(WRITTEN PROBLEM) Locate all lines with the word "text" and copy them out.

======== DATASET EXTRACT ========

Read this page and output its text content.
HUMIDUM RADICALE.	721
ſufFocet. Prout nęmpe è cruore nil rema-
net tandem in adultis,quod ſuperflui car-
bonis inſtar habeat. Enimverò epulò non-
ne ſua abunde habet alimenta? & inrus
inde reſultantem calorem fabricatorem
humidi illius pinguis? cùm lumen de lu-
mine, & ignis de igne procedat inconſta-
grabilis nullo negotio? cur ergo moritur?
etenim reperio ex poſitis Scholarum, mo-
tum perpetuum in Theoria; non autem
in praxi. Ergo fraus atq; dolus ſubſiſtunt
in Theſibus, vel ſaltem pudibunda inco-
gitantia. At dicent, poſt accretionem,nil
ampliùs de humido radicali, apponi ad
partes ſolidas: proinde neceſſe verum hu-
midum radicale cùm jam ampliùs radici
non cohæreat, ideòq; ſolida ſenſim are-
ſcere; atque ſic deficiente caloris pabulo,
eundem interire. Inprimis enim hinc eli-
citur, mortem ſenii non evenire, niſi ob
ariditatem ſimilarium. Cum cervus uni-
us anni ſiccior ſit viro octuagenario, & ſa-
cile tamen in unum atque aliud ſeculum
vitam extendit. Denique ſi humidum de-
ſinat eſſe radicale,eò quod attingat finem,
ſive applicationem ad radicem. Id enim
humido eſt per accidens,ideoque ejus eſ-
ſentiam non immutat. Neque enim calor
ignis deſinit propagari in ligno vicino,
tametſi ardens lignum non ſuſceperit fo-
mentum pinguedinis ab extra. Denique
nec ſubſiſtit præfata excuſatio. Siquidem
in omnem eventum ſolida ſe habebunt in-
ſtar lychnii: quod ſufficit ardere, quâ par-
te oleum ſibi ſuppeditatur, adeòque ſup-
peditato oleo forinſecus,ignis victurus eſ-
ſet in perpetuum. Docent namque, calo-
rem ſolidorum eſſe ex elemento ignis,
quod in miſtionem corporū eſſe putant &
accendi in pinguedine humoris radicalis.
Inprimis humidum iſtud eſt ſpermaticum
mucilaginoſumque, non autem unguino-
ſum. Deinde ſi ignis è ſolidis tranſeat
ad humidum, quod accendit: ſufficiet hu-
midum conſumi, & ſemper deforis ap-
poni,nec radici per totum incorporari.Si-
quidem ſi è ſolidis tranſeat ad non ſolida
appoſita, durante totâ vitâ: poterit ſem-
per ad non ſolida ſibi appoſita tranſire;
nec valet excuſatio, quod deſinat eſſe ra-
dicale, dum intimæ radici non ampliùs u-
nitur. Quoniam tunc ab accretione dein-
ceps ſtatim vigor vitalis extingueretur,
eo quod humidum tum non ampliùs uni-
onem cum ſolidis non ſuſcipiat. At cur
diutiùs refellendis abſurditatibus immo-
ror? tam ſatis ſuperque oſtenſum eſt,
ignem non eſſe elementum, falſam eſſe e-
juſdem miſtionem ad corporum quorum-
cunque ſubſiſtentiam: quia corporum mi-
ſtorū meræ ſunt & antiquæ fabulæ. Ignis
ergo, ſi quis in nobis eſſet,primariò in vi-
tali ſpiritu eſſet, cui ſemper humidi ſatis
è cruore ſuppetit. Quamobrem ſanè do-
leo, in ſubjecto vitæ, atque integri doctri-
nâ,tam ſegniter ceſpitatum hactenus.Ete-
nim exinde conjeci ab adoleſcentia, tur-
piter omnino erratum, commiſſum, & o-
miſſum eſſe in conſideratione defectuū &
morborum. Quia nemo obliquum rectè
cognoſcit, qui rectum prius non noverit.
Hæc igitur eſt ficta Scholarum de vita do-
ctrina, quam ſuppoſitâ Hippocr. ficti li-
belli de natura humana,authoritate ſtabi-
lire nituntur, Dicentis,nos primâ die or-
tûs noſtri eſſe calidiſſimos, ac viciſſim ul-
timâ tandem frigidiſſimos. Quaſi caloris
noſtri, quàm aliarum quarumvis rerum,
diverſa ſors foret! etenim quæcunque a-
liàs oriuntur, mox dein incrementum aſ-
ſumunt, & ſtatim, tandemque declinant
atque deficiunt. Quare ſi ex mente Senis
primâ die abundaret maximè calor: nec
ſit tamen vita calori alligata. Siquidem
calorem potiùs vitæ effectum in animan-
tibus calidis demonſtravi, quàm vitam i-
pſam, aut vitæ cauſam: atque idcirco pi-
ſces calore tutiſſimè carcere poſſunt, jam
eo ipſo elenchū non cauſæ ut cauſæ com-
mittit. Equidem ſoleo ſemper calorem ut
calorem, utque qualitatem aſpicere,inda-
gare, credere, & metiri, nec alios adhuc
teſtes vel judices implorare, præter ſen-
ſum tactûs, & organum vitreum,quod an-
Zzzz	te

========
======== DATASET EXTRACT ========

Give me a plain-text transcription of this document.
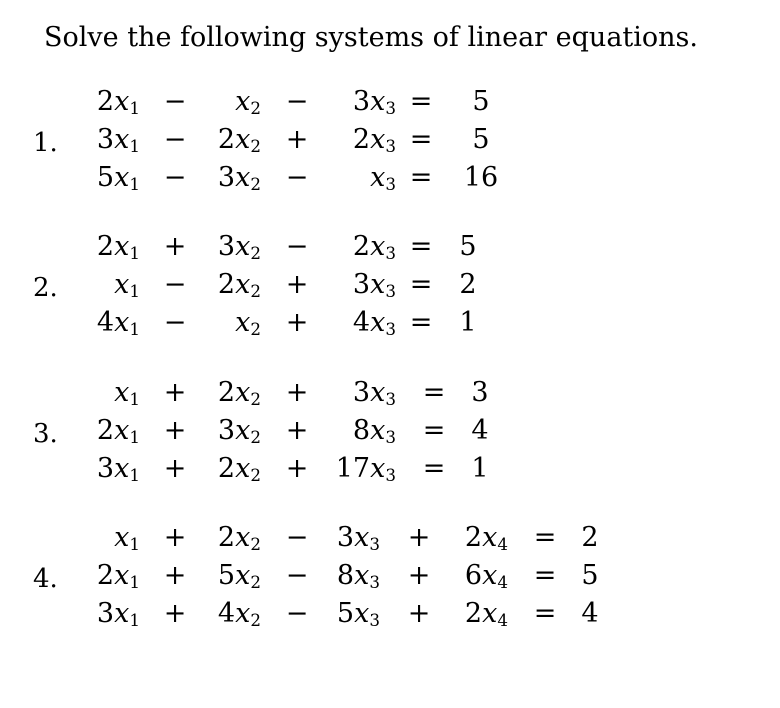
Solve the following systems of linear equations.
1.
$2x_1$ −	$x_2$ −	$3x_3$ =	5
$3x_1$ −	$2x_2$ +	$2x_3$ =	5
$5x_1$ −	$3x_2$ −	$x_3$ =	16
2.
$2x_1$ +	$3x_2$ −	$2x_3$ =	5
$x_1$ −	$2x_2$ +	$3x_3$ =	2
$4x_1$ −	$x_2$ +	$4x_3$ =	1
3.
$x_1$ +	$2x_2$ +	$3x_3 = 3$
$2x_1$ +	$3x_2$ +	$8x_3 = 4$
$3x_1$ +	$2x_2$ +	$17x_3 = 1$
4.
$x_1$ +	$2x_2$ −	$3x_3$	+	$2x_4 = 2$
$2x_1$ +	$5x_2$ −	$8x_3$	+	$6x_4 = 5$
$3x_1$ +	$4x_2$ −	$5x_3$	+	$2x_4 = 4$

========
======== DATASET EXTRACT ========

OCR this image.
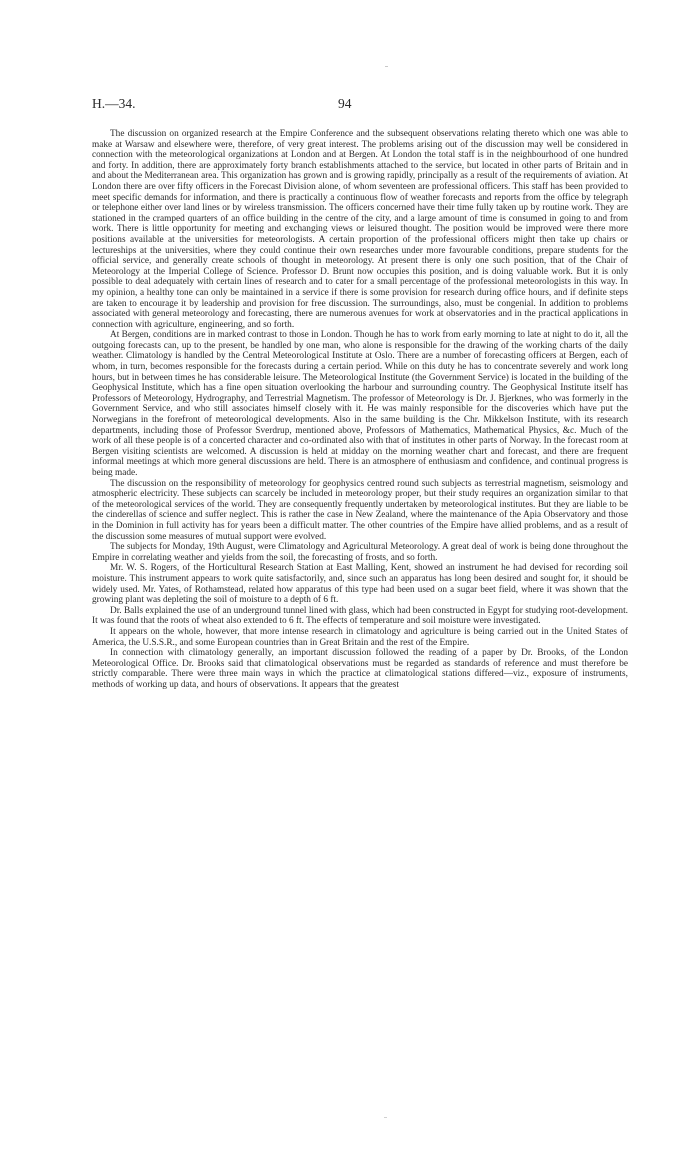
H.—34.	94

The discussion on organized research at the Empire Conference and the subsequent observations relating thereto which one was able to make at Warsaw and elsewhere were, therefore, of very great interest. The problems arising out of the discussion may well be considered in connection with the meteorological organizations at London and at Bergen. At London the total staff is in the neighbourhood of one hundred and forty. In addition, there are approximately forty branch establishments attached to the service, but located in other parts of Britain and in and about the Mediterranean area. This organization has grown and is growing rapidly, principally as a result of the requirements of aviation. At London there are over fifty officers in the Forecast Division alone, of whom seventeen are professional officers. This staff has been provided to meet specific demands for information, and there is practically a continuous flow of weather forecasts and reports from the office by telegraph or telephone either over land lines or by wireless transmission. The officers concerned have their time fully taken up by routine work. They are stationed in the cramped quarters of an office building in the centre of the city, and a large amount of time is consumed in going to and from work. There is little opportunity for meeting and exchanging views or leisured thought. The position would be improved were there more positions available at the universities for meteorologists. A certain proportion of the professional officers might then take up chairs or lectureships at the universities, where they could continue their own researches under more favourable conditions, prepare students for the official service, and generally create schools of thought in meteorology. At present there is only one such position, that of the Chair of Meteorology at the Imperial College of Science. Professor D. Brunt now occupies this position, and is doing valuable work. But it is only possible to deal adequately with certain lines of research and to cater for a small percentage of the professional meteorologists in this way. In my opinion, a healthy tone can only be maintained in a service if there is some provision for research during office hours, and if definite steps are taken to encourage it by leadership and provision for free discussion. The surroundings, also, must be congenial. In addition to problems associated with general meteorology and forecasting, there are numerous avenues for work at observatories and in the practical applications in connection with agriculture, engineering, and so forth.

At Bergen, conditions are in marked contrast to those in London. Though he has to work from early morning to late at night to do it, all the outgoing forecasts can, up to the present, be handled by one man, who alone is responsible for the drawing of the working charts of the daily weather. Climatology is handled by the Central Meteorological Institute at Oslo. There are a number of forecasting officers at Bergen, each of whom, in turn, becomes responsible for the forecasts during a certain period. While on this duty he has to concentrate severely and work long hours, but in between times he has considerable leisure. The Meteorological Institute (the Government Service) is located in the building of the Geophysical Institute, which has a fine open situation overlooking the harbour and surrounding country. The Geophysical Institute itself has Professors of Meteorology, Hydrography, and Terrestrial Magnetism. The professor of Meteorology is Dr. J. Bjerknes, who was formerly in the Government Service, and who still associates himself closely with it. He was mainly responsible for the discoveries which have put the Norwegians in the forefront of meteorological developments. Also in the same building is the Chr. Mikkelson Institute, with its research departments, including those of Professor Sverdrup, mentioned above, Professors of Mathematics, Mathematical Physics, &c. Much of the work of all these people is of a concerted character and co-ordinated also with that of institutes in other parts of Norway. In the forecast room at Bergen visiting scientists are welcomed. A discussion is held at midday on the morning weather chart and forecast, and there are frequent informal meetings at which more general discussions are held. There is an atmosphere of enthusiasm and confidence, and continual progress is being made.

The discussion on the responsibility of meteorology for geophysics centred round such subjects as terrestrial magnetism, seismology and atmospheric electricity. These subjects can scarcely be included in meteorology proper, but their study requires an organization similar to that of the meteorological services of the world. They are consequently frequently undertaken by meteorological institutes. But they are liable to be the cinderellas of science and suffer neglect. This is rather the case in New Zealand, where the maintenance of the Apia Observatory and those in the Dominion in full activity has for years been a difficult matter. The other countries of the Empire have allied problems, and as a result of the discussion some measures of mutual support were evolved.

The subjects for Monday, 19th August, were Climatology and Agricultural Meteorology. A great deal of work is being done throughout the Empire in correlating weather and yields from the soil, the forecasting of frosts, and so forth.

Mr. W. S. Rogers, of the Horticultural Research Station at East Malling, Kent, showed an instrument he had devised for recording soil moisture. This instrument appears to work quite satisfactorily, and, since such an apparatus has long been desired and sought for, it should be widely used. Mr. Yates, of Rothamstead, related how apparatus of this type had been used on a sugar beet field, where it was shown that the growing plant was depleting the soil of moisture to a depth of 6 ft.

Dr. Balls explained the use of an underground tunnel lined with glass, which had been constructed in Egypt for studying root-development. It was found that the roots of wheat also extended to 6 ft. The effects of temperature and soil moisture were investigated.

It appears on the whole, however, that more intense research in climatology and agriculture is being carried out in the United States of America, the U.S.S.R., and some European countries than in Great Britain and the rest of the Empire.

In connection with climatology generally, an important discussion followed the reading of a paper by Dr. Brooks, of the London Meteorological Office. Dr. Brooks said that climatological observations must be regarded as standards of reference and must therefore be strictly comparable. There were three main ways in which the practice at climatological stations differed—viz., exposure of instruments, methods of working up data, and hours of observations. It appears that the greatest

========

(ANSWER BELOW)
Read this page and output its text content.
Give me a plain-text transcription of this document.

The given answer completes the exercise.